## Problem to solve:
Your task is to repeat the entries exactly. Leave the pictures out.

━━━━━ Entries

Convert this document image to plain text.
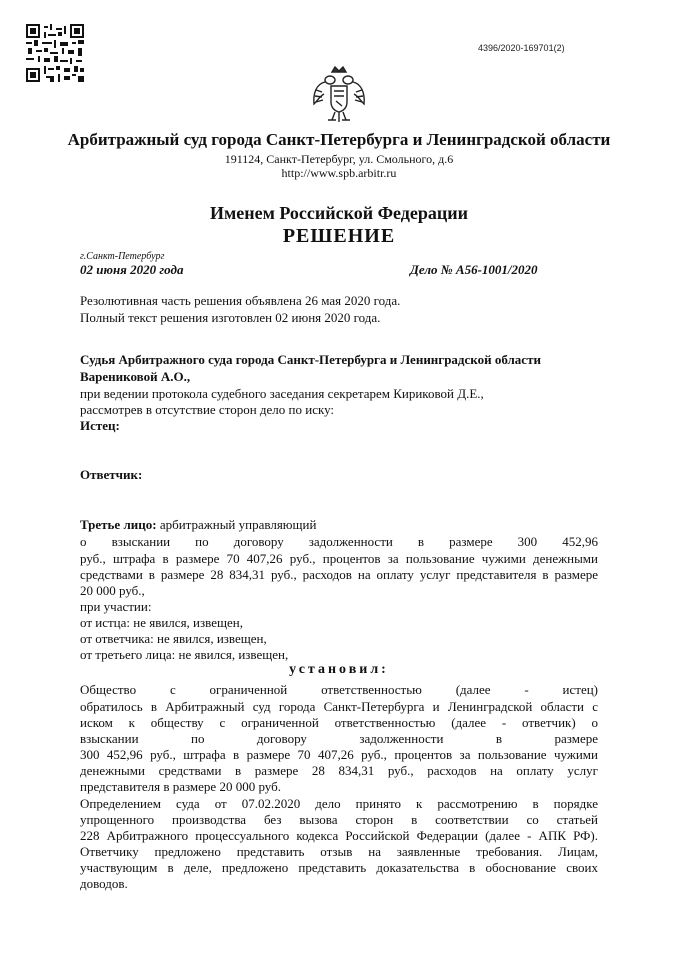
4396/2020-169701(2)
Арбитражный суд города Санкт-Петербурга и Ленинградской области
191124, Санкт-Петербург, ул. Смольного, д.6
http://www.spb.arbitr.ru
Именем Российской Федерации
РЕШЕНИЕ
г.Санкт-Петербург
02 июня 2020 года	Дело № А56-1001/2020
Резолютивная часть решения объявлена 26 мая 2020 года.
Полный текст решения изготовлен 02 июня 2020 года.
Судья Арбитражного суда города Санкт-Петербурга и Ленинградской области
Варениковой А.О.,
при ведении протокола судебного заседания секретарем Кириковой Д.Е.,
рассмотрев в отсутствие сторон дело по иску:
Истец:
Ответчик:
Третье лицо: арбитражный управляющий
о взыскании по договору задолженности в размере 300 452,96
руб., штрафа в размере 70 407,26 руб., процентов за пользование чужими денежными
средствами в размере 28 834,31 руб., расходов на оплату услуг представителя в размере
20 000 руб.,
при участии:
от истца: не явился, извещен,
от ответчика: не явился, извещен,
от третьего лица: не явился, извещен,
установил:
Общество с ограниченной ответственностью (далее - истец)
обратилось в Арбитражный суд города Санкт-Петербурга и Ленинградской области с
иском к обществу с ограниченной ответственностью (далее - ответчик) о
взыскании по договору задолженности в размере
300 452,96 руб., штрафа в размере 70 407,26 руб., процентов за пользование чужими
денежными средствами в размере 28 834,31 руб., расходов на оплату услуг
представителя в размере 20 000 руб.
Определением суда от 07.02.2020 дело принято к рассмотрению в порядке
упрощенного производства без вызова сторон в соответствии со статьей
228 Арбитражного процессуального кодекса Российской Федерации (далее - АПК РФ).
Ответчику предложено представить отзыв на заявленные требования. Лицам,
участвующим в деле, предложено представить доказательства в обоснование своих
доводов.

━━━━━━━━━━

## Output:
Convert this document image to plain text.
4396/2020-169701(2)
Арбитражный суд города Санкт-Петербурга и Ленинградской области
191124, Санкт-Петербург, ул. Смольного, д.6
http://www.spb.arbitr.ru
Именем Российской Федерации
РЕШЕНИЕ
г.Санкт-Петербург
02 июня 2020 года	Дело № А56-1001/2020
Резолютивная часть решения объявлена 26 мая 2020 года.
Полный текст решения изготовлен 02 июня 2020 года.
Судья Арбитражного суда города Санкт-Петербурга и Ленинградской области
Варениковой А.О.,
при ведении протокола судебного заседания секретарем Кириковой Д.Е.,
рассмотрев в отсутствие сторон дело по иску:
Истец:
Ответчик:
Третье лицо: арбитражный управляющий
о взыскании по договору задолженности в размере 300 452,96
руб., штрафа в размере 70 407,26 руб., процентов за пользование чужими денежными
средствами в размере 28 834,31 руб., расходов на оплату услуг представителя в размере
20 000 руб.,
при участии:
от истца: не явился, извещен,
от ответчика: не явился, извещен,
от третьего лица: не явился, извещен,
установил:
Общество с ограниченной ответственностью (далее - истец)
обратилось в Арбитражный суд города Санкт-Петербурга и Ленинградской области с
иском к обществу с ограниченной ответственностью (далее - ответчик) о
взыскании по договору задолженности в размере
300 452,96 руб., штрафа в размере 70 407,26 руб., процентов за пользование чужими
денежными средствами в размере 28 834,31 руб., расходов на оплату услуг
представителя в размере 20 000 руб.
Определением суда от 07.02.2020 дело принято к рассмотрению в порядке
упрощенного производства без вызова сторон в соответствии со статьей
228 Арбитражного процессуального кодекса Российской Федерации (далее - АПК РФ).
Ответчику предложено представить отзыв на заявленные требования. Лицам,
участвующим в деле, предложено представить доказательства в обоснование своих
доводов.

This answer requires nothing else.